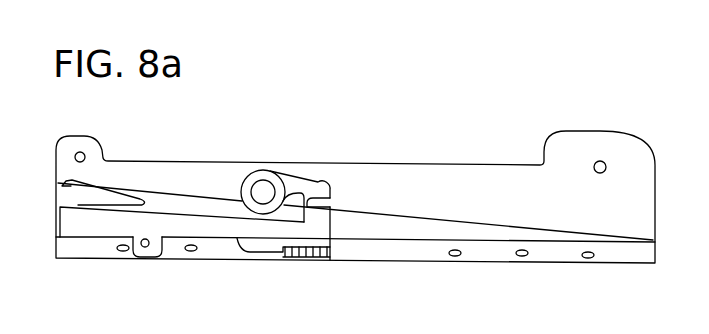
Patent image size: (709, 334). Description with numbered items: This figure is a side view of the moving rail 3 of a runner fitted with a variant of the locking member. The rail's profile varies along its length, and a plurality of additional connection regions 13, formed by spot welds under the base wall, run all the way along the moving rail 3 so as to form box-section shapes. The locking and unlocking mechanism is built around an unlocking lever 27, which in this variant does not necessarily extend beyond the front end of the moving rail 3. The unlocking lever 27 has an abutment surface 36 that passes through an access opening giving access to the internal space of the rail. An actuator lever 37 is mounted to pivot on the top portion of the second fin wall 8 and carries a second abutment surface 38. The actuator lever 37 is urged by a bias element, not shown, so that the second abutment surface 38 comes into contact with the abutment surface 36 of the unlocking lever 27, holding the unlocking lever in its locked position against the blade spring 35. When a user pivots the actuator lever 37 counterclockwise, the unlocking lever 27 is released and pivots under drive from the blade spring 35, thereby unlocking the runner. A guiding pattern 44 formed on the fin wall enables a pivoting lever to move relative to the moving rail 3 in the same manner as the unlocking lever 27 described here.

The moving rail 3 is at (452, 140).
The second fin wall 8 is at (510, 183).
The additional connection regions 13 is at (456, 256).
The unlocking lever 27 is at (80, 220).
The blade spring 35 is at (118, 197).
The abutment surface 36 is at (331, 206).
The actuator lever 37 is at (291, 183).
The second abutment surface 38 is at (317, 185).
The guiding pattern 44 is at (146, 245).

========================

Description of the task
Could you reproduce the item above word for word, without the picture?

Answer
Patent image size: (709, 334). Description with numbered items: This figure is a side view of the moving rail 3 of a runner fitted with a variant of the locking member. The rail's profile varies along its length, and a plurality of additional connection regions 13, formed by spot welds under the base wall, run all the way along the moving rail 3 so as to form box-section shapes. The locking and unlocking mechanism is built around an unlocking lever 27, which in this variant does not necessarily extend beyond the front end of the moving rail 3. The unlocking lever 27 has an abutment surface 36 that passes through an access opening giving access to the internal space of the rail. An actuator lever 37 is mounted to pivot on the top portion of the second fin wall 8 and carries a second abutment surface 38. The actuator lever 37 is urged by a bias element, not shown, so that the second abutment surface 38 comes into contact with the abutment surface 36 of the unlocking lever 27, holding the unlocking lever in its locked position against the blade spring 35. When a user pivots the actuator lever 37 counterclockwise, the unlocking lever 27 is released and pivots under drive from the blade spring 35, thereby unlocking the runner. A guiding pattern 44 formed on the fin wall enables a pivoting lever to move relative to the moving rail 3 in the same manner as the unlocking lever 27 described here.

The moving rail 3 is at (452, 140).
The second fin wall 8 is at (510, 183).
The additional connection regions 13 is at (456, 256).
The unlocking lever 27 is at (80, 220).
The blade spring 35 is at (118, 197).
The abutment surface 36 is at (331, 206).
The actuator lever 37 is at (291, 183).
The second abutment surface 38 is at (317, 185).
The guiding pattern 44 is at (146, 245).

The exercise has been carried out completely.